Images should be left out, and everything else in the listing reproduced exactly.

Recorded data
»»
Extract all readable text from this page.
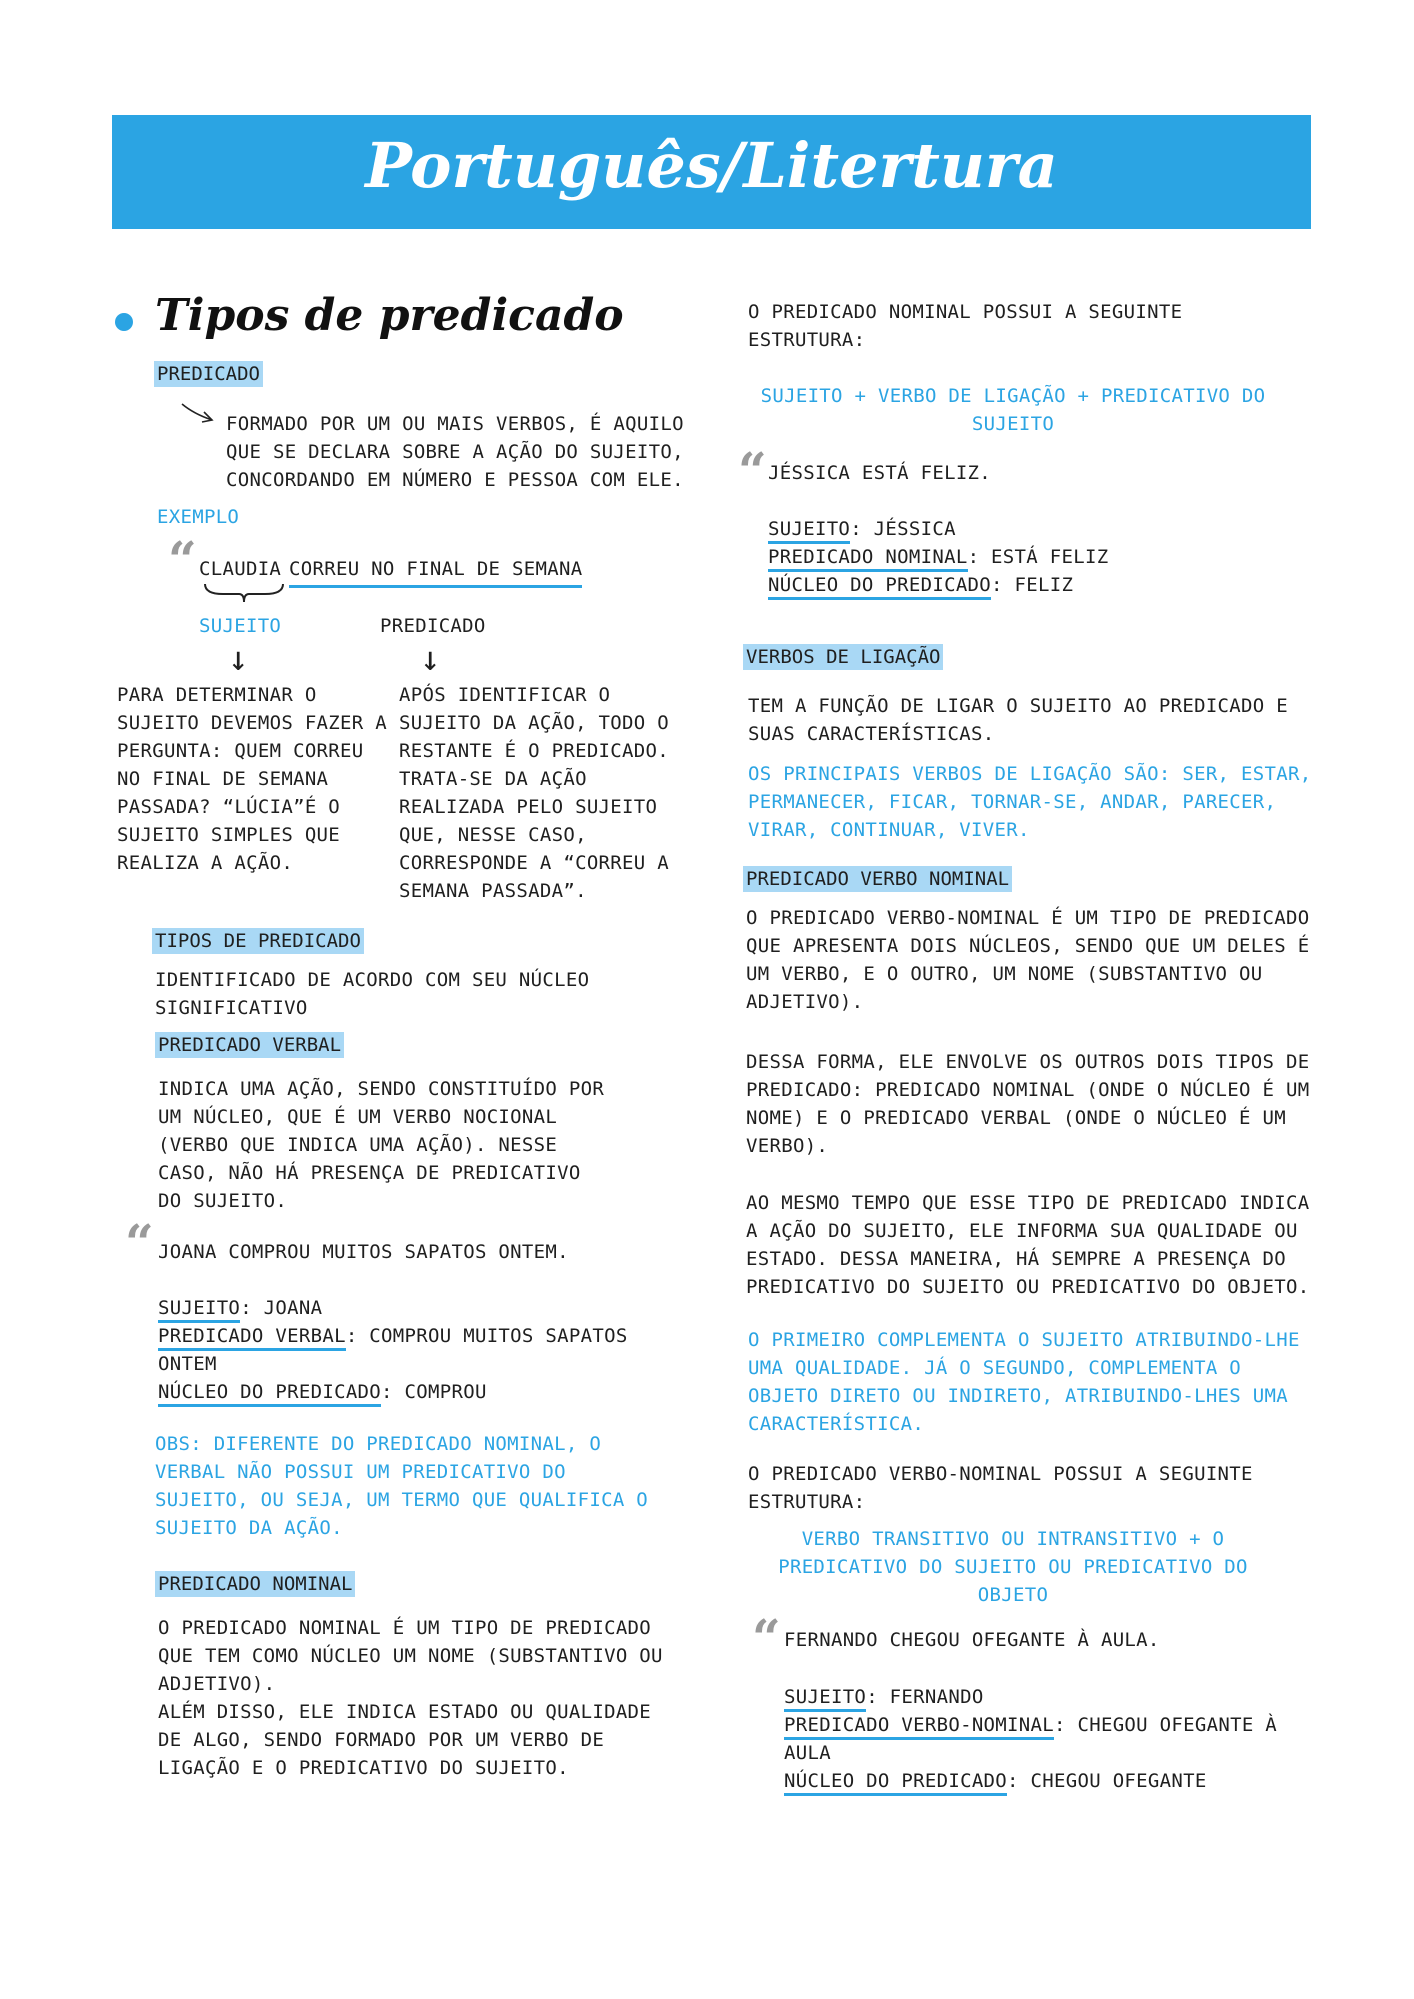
Português/Litertura
Tipos de predicado
PREDICADO
FORMADO POR UM OU MAIS VERBOS, É AQUILO
QUE SE DECLARA SOBRE A AÇÃO DO SUJEITO,
CONCORDANDO EM NÚMERO E PESSOA COM ELE.
EXEMPLO
“ CLAUDIA CORREU NO FINAL DE SEMANA
SUJEITO	PREDICADO
↓	↓
PARA DETERMINAR O
SUJEITO DEVEMOS FAZER A
PERGUNTA: QUEM CORREU
NO FINAL DE SEMANA
PASSADA? “LÚCIA”É O
SUJEITO SIMPLES QUE
REALIZA A AÇÃO.
APÓS IDENTIFICAR O
SUJEITO DA AÇÃO, TODO O
RESTANTE É O PREDICADO.
TRATA-SE DA AÇÃO
REALIZADA PELO SUJEITO
QUE, NESSE CASO,
CORRESPONDE A “CORREU A
SEMANA PASSADA”.
TIPOS DE PREDICADO
IDENTIFICADO DE ACORDO COM SEU NÚCLEO
SIGNIFICATIVO
PREDICADO VERBAL
INDICA UMA AÇÃO, SENDO CONSTITUÍDO POR
UM NÚCLEO, QUE É UM VERBO NOCIONAL
(VERBO QUE INDICA UMA AÇÃO). NESSE
CASO, NÃO HÁ PRESENÇA DE PREDICATIVO
DO SUJEITO.
“ JOANA COMPROU MUITOS SAPATOS ONTEM.
SUJEITO: JOANA
PREDICADO VERBAL: COMPROU MUITOS SAPATOS
ONTEM
NÚCLEO DO PREDICADO: COMPROU
OBS: DIFERENTE DO PREDICADO NOMINAL, O
VERBAL NÃO POSSUI UM PREDICATIVO DO
SUJEITO, OU SEJA, UM TERMO QUE QUALIFICA O
SUJEITO DA AÇÃO.
PREDICADO NOMINAL
O PREDICADO NOMINAL É UM TIPO DE PREDICADO
QUE TEM COMO NÚCLEO UM NOME (SUBSTANTIVO OU
ADJETIVO).
ALÉM DISSO, ELE INDICA ESTADO OU QUALIDADE
DE ALGO, SENDO FORMADO POR UM VERBO DE
LIGAÇÃO E O PREDICATIVO DO SUJEITO.
O PREDICADO NOMINAL POSSUI A SEGUINTE
ESTRUTURA:
SUJEITO + VERBO DE LIGAÇÃO + PREDICATIVO DO
SUJEITO
“ JÉSSICA ESTÁ FELIZ.
SUJEITO: JÉSSICA
PREDICADO NOMINAL: ESTÁ FELIZ
NÚCLEO DO PREDICADO: FELIZ
VERBOS DE LIGAÇÃO
TEM A FUNÇÃO DE LIGAR O SUJEITO AO PREDICADO E
SUAS CARACTERÍSTICAS.
OS PRINCIPAIS VERBOS DE LIGAÇÃO SÃO: SER, ESTAR,
PERMANECER, FICAR, TORNAR-SE, ANDAR, PARECER,
VIRAR, CONTINUAR, VIVER.
PREDICADO VERBO NOMINAL
O PREDICADO VERBO-NOMINAL É UM TIPO DE PREDICADO
QUE APRESENTA DOIS NÚCLEOS, SENDO QUE UM DELES É
UM VERBO, E O OUTRO, UM NOME (SUBSTANTIVO OU
ADJETIVO).
DESSA FORMA, ELE ENVOLVE OS OUTROS DOIS TIPOS DE
PREDICADO: PREDICADO NOMINAL (ONDE O NÚCLEO É UM
NOME) E O PREDICADO VERBAL (ONDE O NÚCLEO É UM
VERBO).
AO MESMO TEMPO QUE ESSE TIPO DE PREDICADO INDICA
A AÇÃO DO SUJEITO, ELE INFORMA SUA QUALIDADE OU
ESTADO. DESSA MANEIRA, HÁ SEMPRE A PRESENÇA DO
PREDICATIVO DO SUJEITO OU PREDICATIVO DO OBJETO.
O PRIMEIRO COMPLEMENTA O SUJEITO ATRIBUINDO-LHE
UMA QUALIDADE. JÁ O SEGUNDO, COMPLEMENTA O
OBJETO DIRETO OU INDIRETO, ATRIBUINDO-LHES UMA
CARACTERÍSTICA.
O PREDICADO VERBO-NOMINAL POSSUI A SEGUINTE
ESTRUTURA:
VERBO TRANSITIVO OU INTRANSITIVO + O
PREDICATIVO DO SUJEITO OU PREDICATIVO DO
OBJETO
“ FERNANDO CHEGOU OFEGANTE À AULA.
SUJEITO: FERNANDO
PREDICADO VERBO-NOMINAL: CHEGOU OFEGANTE À
AULA
NÚCLEO DO PREDICADO: CHEGOU OFEGANTE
««
= Task result =
Extract all readable text from this page.
Português/Litertura
Tipos de predicado
PREDICADO
FORMADO POR UM OU MAIS VERBOS, É AQUILO
QUE SE DECLARA SOBRE A AÇÃO DO SUJEITO,
CONCORDANDO EM NÚMERO E PESSOA COM ELE.
EXEMPLO
“ CLAUDIA CORREU NO FINAL DE SEMANA
SUJEITO	PREDICADO
↓	↓
PARA DETERMINAR O
SUJEITO DEVEMOS FAZER A
PERGUNTA: QUEM CORREU
NO FINAL DE SEMANA
PASSADA? “LÚCIA”É O
SUJEITO SIMPLES QUE
REALIZA A AÇÃO.
APÓS IDENTIFICAR O
SUJEITO DA AÇÃO, TODO O
RESTANTE É O PREDICADO.
TRATA-SE DA AÇÃO
REALIZADA PELO SUJEITO
QUE, NESSE CASO,
CORRESPONDE A “CORREU A
SEMANA PASSADA”.
TIPOS DE PREDICADO
IDENTIFICADO DE ACORDO COM SEU NÚCLEO
SIGNIFICATIVO
PREDICADO VERBAL
INDICA UMA AÇÃO, SENDO CONSTITUÍDO POR
UM NÚCLEO, QUE É UM VERBO NOCIONAL
(VERBO QUE INDICA UMA AÇÃO). NESSE
CASO, NÃO HÁ PRESENÇA DE PREDICATIVO
DO SUJEITO.
“ JOANA COMPROU MUITOS SAPATOS ONTEM.
SUJEITO: JOANA
PREDICADO VERBAL: COMPROU MUITOS SAPATOS
ONTEM
NÚCLEO DO PREDICADO: COMPROU
OBS: DIFERENTE DO PREDICADO NOMINAL, O
VERBAL NÃO POSSUI UM PREDICATIVO DO
SUJEITO, OU SEJA, UM TERMO QUE QUALIFICA O
SUJEITO DA AÇÃO.
PREDICADO NOMINAL
O PREDICADO NOMINAL É UM TIPO DE PREDICADO
QUE TEM COMO NÚCLEO UM NOME (SUBSTANTIVO OU
ADJETIVO).
ALÉM DISSO, ELE INDICA ESTADO OU QUALIDADE
DE ALGO, SENDO FORMADO POR UM VERBO DE
LIGAÇÃO E O PREDICATIVO DO SUJEITO.
O PREDICADO NOMINAL POSSUI A SEGUINTE
ESTRUTURA:
SUJEITO + VERBO DE LIGAÇÃO + PREDICATIVO DO
SUJEITO
“ JÉSSICA ESTÁ FELIZ.
SUJEITO: JÉSSICA
PREDICADO NOMINAL: ESTÁ FELIZ
NÚCLEO DO PREDICADO: FELIZ
VERBOS DE LIGAÇÃO
TEM A FUNÇÃO DE LIGAR O SUJEITO AO PREDICADO E
SUAS CARACTERÍSTICAS.
OS PRINCIPAIS VERBOS DE LIGAÇÃO SÃO: SER, ESTAR,
PERMANECER, FICAR, TORNAR-SE, ANDAR, PARECER,
VIRAR, CONTINUAR, VIVER.
PREDICADO VERBO NOMINAL
O PREDICADO VERBO-NOMINAL É UM TIPO DE PREDICADO
QUE APRESENTA DOIS NÚCLEOS, SENDO QUE UM DELES É
UM VERBO, E O OUTRO, UM NOME (SUBSTANTIVO OU
ADJETIVO).
DESSA FORMA, ELE ENVOLVE OS OUTROS DOIS TIPOS DE
PREDICADO: PREDICADO NOMINAL (ONDE O NÚCLEO É UM
NOME) E O PREDICADO VERBAL (ONDE O NÚCLEO É UM
VERBO).
AO MESMO TEMPO QUE ESSE TIPO DE PREDICADO INDICA
A AÇÃO DO SUJEITO, ELE INFORMA SUA QUALIDADE OU
ESTADO. DESSA MANEIRA, HÁ SEMPRE A PRESENÇA DO
PREDICATIVO DO SUJEITO OU PREDICATIVO DO OBJETO.
O PRIMEIRO COMPLEMENTA O SUJEITO ATRIBUINDO-LHE
UMA QUALIDADE. JÁ O SEGUNDO, COMPLEMENTA O
OBJETO DIRETO OU INDIRETO, ATRIBUINDO-LHES UMA
CARACTERÍSTICA.
O PREDICADO VERBO-NOMINAL POSSUI A SEGUINTE
ESTRUTURA:
VERBO TRANSITIVO OU INTRANSITIVO + O
PREDICATIVO DO SUJEITO OU PREDICATIVO DO
OBJETO
“ FERNANDO CHEGOU OFEGANTE À AULA.
SUJEITO: FERNANDO
PREDICADO VERBO-NOMINAL: CHEGOU OFEGANTE À
AULA
NÚCLEO DO PREDICADO: CHEGOU OFEGANTE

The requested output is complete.